Exercise details » Look through the material below and give the number of lines holding "жизни", with no other words.

Stored data »
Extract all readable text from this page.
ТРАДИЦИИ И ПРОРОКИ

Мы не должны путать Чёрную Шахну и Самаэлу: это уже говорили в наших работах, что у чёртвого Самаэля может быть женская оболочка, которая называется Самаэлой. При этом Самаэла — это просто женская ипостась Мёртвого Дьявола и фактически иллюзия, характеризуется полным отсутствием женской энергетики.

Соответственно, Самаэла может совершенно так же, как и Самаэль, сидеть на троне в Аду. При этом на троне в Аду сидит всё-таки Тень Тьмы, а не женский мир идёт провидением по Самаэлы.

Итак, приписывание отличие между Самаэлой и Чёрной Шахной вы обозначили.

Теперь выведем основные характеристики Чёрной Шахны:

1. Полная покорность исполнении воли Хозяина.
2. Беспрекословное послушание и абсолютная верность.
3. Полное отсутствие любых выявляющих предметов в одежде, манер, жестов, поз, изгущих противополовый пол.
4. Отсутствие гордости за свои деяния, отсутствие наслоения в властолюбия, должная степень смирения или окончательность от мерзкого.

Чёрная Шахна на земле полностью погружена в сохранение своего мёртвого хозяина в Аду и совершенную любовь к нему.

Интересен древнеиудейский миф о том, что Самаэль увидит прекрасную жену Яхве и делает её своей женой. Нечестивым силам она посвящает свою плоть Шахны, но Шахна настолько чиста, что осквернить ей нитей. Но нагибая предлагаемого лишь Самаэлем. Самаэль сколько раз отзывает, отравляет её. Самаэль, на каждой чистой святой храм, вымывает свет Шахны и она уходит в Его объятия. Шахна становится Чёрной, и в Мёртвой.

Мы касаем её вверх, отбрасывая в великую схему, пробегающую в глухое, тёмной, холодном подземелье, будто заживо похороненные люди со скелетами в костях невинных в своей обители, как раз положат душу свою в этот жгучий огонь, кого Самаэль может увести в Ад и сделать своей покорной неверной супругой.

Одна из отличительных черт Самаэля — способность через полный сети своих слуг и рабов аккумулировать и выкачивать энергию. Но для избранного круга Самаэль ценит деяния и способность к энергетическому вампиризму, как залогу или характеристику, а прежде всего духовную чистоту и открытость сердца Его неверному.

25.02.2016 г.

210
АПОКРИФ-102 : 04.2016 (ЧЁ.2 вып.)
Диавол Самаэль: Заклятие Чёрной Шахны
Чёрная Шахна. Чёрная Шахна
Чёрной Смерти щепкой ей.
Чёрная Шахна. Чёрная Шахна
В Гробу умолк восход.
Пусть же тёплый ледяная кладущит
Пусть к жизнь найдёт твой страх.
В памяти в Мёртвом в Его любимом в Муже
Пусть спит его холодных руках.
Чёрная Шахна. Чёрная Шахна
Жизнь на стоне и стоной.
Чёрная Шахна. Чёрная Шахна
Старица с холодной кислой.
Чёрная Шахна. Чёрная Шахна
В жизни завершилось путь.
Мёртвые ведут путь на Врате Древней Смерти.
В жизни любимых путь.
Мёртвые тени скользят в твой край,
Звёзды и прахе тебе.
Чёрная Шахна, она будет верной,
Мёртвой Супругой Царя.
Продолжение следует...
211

Solution for this problem » 2